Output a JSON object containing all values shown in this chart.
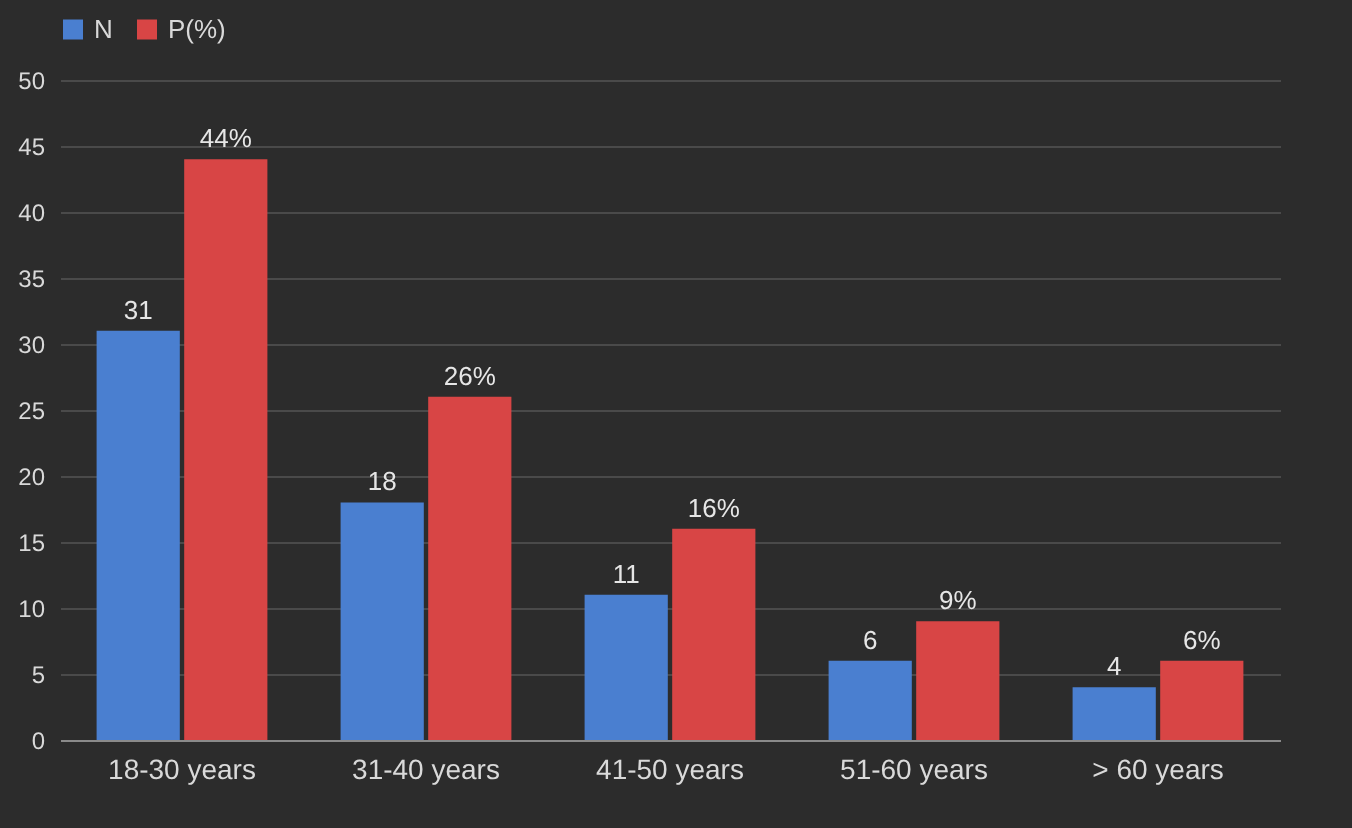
{
  "chart_data": {
    "type": "bar",
    "categories": [
      "18-30 years",
      "31-40 years",
      "41-50 years",
      "51-60 years",
      "> 60 years"
    ],
    "series": [
      {
        "name": "N",
        "color": "#4a7fd0",
        "values": [
          31,
          18,
          11,
          6,
          4
        ],
        "value_labels": [
          "31",
          "18",
          "11",
          "6",
          "4"
        ]
      },
      {
        "name": "P(%)",
        "color": "#d84545",
        "values": [
          44,
          26,
          16,
          9,
          6
        ],
        "value_labels": [
          "44%",
          "26%",
          "16%",
          "9%",
          "6%"
        ]
      }
    ],
    "ylim": [
      0,
      50
    ],
    "yticks": [
      0,
      5,
      10,
      15,
      20,
      25,
      30,
      35,
      40,
      45,
      50
    ],
    "grid": "y",
    "legend": "top"
  }
}
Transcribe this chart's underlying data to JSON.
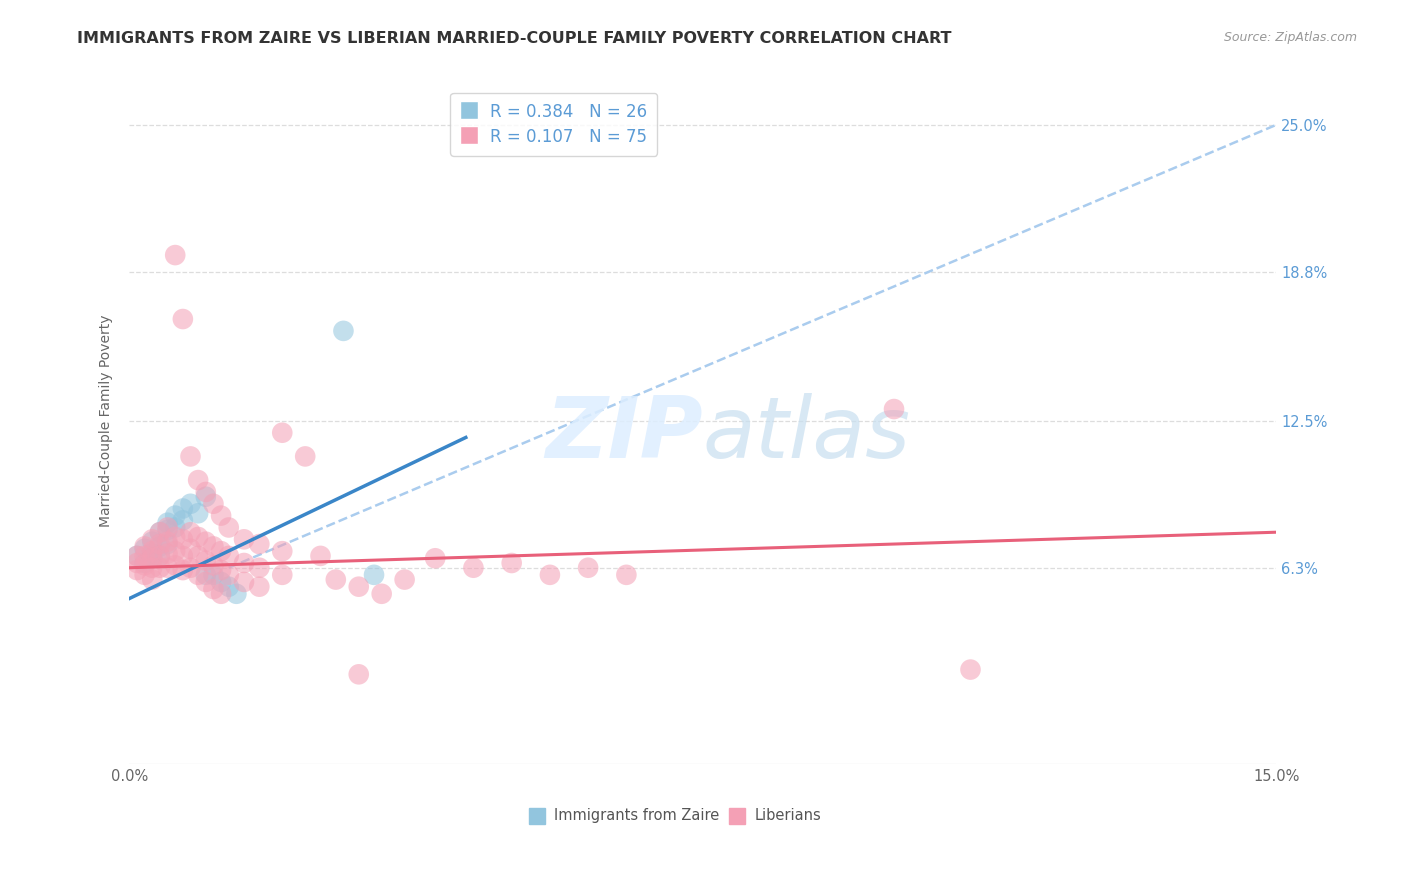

## JOB
Tally up the lines of the listing containing the word "years". Give only the total.

## ANSWER TO THIS TASK
5